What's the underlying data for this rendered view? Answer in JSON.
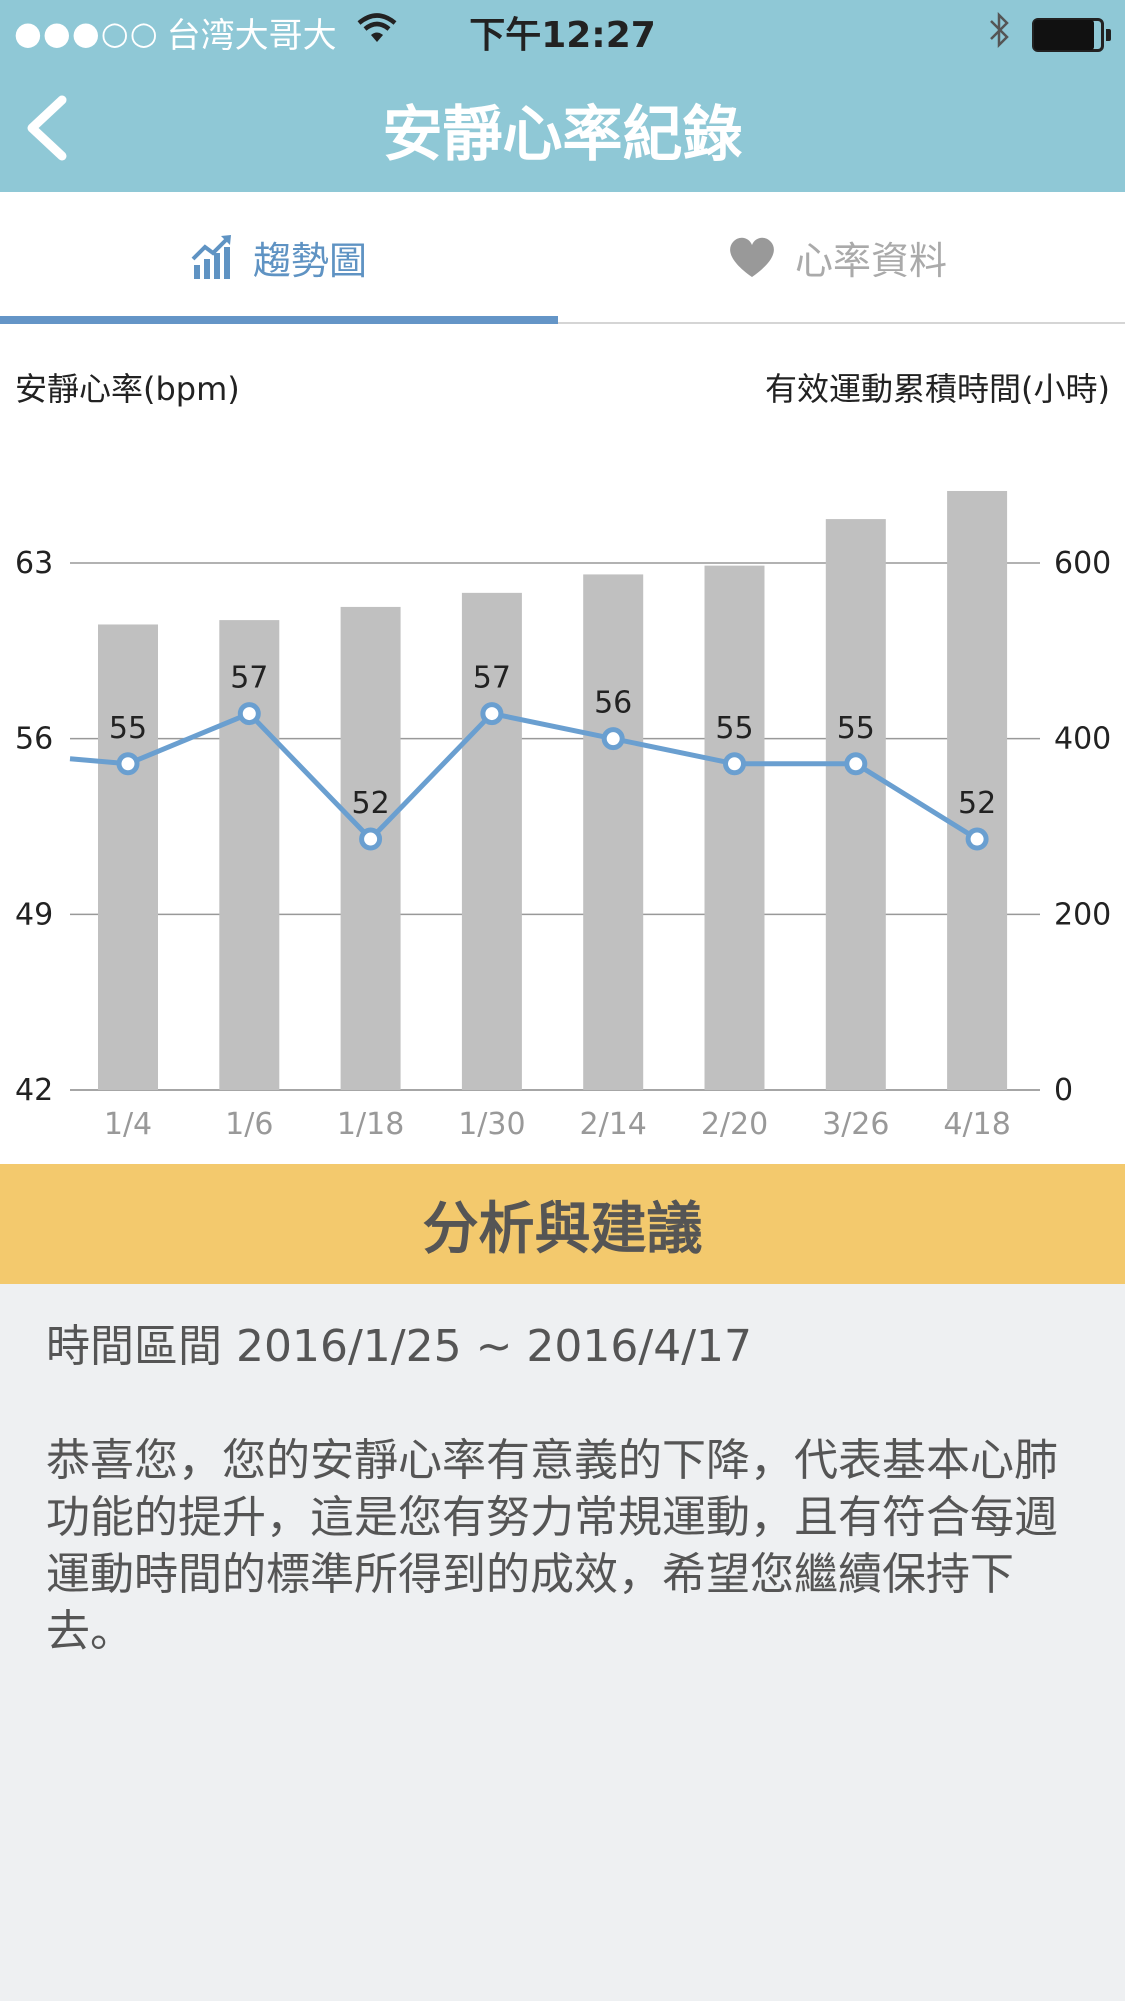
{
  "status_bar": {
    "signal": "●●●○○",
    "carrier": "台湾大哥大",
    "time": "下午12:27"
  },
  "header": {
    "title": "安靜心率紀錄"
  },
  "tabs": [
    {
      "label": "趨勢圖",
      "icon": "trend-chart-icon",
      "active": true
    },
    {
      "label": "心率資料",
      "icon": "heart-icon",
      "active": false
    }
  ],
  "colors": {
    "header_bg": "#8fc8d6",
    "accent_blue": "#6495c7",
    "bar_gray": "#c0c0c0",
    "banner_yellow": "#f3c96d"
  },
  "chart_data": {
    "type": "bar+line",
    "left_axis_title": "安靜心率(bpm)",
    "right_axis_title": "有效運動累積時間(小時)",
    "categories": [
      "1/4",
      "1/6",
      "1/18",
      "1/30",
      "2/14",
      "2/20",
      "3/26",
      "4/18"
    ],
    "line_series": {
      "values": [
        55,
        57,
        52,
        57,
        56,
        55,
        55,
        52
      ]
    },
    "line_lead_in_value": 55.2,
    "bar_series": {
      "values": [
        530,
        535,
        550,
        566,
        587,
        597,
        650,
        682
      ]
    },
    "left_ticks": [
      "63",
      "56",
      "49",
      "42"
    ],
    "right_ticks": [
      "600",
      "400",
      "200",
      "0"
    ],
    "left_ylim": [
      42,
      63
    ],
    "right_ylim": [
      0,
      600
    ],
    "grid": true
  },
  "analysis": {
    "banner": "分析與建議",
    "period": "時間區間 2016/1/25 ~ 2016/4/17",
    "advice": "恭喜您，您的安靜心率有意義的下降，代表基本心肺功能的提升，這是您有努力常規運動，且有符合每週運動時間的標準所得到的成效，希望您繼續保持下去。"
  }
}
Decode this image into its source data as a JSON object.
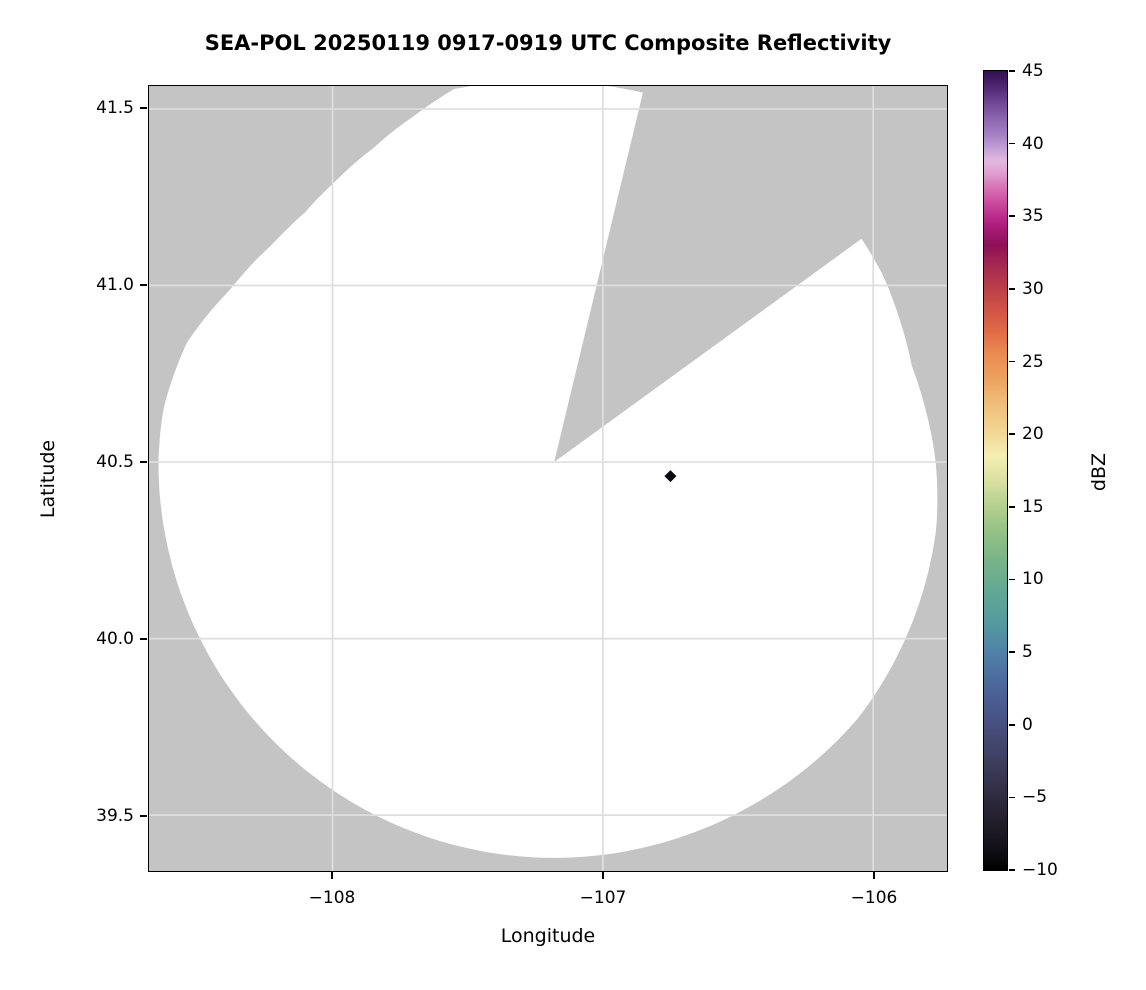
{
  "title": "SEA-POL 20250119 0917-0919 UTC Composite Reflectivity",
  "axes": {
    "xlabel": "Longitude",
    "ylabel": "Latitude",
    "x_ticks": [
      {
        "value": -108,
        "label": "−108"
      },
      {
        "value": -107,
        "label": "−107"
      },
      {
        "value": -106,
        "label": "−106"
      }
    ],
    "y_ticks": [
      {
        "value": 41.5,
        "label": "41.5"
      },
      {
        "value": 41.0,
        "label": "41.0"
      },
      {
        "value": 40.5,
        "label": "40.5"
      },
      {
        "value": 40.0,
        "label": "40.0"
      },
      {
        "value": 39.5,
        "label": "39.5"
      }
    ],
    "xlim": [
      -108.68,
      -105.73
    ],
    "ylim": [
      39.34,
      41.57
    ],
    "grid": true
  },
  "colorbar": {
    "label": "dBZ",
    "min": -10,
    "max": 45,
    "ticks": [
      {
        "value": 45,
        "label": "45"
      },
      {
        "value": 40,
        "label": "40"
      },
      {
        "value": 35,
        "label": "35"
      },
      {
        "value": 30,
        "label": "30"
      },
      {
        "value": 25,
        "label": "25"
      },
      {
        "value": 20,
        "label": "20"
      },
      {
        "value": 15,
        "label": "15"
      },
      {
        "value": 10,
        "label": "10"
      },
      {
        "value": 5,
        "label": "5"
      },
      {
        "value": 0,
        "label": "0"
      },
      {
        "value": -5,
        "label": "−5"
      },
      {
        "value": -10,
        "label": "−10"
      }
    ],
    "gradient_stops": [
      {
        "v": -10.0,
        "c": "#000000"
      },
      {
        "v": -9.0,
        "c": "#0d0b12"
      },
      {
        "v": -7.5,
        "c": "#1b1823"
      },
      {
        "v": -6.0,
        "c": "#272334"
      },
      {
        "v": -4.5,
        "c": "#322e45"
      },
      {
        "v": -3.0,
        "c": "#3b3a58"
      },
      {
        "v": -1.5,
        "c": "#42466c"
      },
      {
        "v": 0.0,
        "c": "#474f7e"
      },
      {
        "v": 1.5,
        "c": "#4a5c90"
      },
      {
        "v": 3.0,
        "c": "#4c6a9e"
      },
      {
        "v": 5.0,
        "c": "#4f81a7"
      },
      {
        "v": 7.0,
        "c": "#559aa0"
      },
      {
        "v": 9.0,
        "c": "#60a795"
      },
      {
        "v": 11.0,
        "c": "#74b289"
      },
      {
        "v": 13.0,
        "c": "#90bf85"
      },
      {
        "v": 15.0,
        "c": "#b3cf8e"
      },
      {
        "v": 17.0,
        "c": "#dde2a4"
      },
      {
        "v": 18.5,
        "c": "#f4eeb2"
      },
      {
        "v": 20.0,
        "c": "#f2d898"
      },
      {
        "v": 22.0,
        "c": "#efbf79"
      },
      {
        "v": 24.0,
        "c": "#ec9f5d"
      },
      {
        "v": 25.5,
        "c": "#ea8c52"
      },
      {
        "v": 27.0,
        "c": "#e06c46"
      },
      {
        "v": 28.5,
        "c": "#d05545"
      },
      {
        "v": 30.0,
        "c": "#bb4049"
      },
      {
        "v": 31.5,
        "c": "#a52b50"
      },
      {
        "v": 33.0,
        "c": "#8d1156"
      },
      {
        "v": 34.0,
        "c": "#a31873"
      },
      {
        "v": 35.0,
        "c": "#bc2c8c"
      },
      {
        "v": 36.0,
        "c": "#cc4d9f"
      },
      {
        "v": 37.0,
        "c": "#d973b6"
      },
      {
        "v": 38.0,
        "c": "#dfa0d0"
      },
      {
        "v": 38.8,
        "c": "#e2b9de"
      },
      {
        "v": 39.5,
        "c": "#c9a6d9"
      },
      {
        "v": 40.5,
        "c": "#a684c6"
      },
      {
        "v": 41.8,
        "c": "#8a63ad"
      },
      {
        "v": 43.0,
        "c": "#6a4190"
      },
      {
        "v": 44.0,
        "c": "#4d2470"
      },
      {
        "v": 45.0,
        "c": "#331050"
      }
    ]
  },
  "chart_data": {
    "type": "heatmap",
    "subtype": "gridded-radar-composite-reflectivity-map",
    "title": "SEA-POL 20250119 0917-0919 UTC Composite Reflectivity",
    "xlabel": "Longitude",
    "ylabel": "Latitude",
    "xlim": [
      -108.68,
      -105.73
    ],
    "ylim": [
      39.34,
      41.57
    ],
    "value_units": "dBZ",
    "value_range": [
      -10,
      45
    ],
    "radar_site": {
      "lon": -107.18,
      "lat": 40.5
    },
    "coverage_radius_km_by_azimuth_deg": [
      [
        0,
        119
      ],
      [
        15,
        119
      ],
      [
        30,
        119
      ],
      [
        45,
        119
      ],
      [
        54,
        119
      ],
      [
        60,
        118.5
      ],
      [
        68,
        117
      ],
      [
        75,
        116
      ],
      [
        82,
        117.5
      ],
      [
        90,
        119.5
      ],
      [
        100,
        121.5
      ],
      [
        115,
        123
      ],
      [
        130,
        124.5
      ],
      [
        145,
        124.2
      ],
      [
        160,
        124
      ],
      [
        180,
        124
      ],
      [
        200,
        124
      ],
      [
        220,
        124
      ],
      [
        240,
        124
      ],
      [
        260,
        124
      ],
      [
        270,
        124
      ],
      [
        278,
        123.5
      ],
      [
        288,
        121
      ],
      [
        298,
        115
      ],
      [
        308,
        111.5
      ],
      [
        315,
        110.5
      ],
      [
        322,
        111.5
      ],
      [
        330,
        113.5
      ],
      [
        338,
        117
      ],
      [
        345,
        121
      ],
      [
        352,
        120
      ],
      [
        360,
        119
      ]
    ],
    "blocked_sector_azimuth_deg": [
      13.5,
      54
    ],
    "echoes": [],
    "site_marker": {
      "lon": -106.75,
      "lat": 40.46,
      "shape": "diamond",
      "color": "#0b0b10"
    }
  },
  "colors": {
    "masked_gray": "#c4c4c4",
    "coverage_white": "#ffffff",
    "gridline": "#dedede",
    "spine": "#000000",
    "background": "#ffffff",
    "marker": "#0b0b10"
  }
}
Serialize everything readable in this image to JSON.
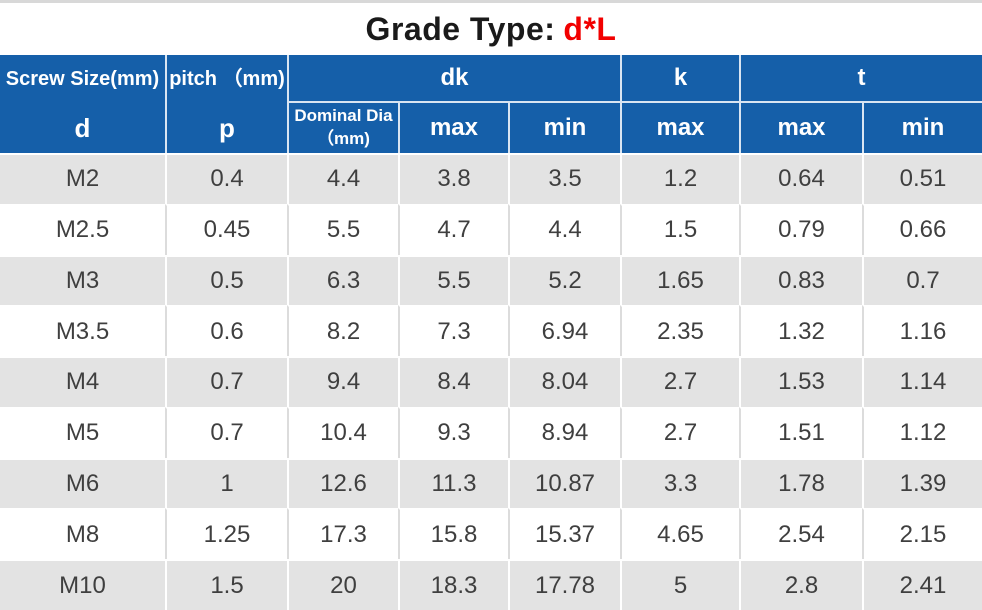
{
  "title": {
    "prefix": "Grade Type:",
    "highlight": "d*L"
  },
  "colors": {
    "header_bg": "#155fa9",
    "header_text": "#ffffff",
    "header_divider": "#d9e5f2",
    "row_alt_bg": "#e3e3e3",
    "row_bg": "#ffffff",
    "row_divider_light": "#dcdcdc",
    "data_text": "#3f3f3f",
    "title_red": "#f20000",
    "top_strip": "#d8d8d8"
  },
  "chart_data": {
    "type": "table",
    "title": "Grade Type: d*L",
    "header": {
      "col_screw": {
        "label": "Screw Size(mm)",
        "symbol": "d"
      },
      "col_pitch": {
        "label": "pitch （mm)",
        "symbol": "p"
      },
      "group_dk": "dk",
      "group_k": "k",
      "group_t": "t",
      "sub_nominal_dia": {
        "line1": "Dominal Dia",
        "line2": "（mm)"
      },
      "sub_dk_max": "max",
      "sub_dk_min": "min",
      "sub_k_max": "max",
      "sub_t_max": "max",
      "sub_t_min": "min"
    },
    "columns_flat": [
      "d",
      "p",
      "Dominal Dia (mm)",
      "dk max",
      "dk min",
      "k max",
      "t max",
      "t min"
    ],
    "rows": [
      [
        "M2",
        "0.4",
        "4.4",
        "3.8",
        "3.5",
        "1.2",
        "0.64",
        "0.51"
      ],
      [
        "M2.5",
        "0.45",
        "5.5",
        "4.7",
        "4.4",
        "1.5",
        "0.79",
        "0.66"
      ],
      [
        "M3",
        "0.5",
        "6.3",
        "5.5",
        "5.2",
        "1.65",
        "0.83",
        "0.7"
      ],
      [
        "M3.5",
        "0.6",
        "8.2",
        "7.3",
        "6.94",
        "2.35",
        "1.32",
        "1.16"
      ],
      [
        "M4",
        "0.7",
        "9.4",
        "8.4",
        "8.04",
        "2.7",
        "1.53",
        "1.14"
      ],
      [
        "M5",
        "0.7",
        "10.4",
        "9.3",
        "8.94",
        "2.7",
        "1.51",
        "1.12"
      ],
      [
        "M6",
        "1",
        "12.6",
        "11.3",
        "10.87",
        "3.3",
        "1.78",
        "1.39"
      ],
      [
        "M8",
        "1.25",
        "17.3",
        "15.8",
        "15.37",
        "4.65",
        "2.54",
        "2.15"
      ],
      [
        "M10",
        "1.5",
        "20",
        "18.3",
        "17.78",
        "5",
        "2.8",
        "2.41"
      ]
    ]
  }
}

# WHAT TO WORK ON
Find all lines with "JSON" in them and copy each one.

# ANSWER
What's the underlying data for this rendered view? Answer in JSON.
Decode this image into its source data as a JSON object.
Serialize everything readable in this image to JSON.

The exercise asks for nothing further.